### Provided records

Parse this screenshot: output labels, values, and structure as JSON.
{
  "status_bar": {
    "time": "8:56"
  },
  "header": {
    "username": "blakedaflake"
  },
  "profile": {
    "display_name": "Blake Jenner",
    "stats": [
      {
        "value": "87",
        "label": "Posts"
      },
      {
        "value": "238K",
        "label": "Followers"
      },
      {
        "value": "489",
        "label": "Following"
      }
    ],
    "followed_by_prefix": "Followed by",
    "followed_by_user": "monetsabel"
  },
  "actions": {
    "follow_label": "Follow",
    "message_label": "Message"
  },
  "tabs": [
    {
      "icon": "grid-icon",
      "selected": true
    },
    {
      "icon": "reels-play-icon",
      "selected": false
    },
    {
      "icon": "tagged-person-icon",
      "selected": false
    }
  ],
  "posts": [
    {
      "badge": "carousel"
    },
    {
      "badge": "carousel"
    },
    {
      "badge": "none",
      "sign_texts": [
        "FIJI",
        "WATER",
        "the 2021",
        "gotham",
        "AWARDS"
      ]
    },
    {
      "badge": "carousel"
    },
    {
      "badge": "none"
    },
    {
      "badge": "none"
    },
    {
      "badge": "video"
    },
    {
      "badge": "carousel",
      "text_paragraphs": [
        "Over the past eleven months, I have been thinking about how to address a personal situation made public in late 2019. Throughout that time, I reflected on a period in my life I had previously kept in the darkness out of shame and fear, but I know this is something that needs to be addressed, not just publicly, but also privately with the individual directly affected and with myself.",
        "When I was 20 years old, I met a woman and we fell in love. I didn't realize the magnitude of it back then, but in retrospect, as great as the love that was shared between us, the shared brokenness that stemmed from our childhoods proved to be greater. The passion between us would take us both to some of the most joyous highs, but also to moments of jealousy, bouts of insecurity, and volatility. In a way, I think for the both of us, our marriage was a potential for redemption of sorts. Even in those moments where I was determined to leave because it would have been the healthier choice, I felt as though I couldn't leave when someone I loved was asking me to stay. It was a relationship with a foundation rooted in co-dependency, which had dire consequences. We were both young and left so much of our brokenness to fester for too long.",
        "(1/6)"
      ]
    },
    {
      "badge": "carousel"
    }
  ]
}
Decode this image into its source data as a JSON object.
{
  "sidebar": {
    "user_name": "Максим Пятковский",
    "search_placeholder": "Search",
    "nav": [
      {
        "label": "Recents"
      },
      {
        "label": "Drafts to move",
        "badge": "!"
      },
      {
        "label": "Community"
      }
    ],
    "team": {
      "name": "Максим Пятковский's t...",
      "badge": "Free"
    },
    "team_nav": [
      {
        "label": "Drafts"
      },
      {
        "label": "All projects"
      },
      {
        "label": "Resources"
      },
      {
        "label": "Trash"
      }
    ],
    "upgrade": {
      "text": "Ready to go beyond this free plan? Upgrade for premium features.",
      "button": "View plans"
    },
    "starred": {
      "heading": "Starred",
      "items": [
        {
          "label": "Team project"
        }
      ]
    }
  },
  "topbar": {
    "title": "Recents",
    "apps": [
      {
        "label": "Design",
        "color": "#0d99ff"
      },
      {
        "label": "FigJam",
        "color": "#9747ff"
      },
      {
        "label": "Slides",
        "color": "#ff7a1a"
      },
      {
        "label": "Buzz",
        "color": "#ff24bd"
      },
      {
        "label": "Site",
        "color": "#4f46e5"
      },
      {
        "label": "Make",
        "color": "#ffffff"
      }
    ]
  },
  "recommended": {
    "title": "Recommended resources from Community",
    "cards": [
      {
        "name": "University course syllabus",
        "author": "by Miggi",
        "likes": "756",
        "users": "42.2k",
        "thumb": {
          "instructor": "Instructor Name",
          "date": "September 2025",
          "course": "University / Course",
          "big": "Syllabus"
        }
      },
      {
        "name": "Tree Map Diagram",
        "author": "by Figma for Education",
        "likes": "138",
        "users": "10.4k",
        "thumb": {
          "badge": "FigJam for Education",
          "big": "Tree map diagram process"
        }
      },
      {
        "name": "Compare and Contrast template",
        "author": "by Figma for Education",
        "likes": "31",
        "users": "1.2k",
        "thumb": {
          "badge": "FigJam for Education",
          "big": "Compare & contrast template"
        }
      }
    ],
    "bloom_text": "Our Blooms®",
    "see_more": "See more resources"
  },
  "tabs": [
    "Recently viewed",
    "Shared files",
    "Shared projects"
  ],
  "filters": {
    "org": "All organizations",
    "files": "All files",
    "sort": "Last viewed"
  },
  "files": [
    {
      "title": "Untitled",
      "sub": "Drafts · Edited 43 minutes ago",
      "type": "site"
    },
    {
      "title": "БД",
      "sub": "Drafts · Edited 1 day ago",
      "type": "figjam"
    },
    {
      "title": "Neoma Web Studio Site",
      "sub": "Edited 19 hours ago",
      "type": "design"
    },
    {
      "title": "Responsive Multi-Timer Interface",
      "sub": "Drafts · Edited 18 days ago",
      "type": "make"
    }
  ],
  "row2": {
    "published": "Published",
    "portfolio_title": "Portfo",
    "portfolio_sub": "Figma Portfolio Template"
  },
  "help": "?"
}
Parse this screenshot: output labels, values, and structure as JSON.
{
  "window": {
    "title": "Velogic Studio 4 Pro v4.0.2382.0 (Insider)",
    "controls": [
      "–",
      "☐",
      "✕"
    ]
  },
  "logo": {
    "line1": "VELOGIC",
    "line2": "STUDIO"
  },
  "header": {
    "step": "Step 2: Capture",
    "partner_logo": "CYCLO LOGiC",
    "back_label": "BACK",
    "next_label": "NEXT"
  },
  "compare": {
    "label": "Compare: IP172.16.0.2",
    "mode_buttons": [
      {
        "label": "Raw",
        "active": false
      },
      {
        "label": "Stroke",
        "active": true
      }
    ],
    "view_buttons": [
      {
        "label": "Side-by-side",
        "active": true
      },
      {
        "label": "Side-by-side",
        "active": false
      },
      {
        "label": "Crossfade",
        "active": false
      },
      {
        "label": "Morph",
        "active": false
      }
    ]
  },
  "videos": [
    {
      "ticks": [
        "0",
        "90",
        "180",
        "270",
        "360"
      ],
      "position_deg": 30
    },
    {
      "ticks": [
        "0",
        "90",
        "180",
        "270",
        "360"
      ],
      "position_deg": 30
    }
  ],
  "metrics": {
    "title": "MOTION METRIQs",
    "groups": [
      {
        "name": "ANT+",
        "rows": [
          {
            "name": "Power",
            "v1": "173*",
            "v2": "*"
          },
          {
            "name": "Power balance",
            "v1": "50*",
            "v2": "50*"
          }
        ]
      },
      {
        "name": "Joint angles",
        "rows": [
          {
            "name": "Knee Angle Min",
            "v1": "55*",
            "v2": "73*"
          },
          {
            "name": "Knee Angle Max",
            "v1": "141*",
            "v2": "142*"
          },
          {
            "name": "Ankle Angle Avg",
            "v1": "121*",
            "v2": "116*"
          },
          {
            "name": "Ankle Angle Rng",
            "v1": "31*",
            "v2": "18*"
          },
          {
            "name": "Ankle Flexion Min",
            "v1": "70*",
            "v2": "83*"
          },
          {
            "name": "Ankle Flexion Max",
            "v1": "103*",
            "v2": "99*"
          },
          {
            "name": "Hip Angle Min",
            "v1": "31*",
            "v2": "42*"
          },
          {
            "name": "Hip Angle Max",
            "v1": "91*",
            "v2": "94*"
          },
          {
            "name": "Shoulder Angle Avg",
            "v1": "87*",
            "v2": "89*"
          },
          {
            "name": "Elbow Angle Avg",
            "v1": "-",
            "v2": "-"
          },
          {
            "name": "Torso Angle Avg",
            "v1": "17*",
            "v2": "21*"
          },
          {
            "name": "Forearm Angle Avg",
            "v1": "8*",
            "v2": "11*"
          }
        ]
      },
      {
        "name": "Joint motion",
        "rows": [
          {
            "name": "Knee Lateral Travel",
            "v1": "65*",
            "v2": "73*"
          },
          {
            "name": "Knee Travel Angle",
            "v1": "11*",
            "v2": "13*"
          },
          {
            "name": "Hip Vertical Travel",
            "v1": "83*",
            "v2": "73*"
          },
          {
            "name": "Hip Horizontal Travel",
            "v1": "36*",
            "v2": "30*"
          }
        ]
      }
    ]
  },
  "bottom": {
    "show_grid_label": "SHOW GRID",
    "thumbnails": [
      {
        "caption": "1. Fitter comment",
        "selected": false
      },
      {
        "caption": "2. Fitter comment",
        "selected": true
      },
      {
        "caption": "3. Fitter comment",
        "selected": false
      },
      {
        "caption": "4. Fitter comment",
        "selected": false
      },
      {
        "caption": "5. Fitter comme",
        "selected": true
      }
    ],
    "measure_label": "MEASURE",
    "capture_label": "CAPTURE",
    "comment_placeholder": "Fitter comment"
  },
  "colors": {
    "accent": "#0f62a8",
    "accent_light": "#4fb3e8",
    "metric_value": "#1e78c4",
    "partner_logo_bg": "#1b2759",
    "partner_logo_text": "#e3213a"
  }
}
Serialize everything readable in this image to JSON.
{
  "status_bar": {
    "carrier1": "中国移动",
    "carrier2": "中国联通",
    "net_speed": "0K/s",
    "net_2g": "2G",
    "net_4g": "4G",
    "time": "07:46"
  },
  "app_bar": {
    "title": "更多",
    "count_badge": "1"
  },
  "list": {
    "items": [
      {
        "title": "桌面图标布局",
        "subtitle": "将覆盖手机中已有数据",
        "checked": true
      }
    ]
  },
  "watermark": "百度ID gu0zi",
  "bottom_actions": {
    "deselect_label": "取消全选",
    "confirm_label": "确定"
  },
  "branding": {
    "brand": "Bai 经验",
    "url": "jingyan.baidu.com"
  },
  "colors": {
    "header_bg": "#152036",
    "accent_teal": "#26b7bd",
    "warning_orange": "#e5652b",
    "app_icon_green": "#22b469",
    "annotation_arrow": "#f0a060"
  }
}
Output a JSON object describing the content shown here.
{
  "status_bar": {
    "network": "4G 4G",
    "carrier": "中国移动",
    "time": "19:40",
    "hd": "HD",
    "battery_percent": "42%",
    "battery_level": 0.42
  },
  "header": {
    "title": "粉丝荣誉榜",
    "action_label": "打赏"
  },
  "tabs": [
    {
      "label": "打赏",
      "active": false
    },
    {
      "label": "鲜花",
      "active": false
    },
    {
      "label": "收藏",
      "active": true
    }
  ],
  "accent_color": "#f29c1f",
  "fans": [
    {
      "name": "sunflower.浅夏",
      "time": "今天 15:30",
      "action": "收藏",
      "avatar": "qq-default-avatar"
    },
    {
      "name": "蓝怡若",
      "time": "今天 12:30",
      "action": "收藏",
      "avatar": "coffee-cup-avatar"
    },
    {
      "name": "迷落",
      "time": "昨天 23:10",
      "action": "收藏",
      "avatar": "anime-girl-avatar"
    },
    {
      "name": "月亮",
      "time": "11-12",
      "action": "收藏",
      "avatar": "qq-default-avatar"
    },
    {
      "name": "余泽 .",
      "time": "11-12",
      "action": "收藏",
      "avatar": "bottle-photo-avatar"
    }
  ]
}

### Your objective
Going through the entries above, report how many lines include the string "avatar". The number alone is the answer.

### Written solution
5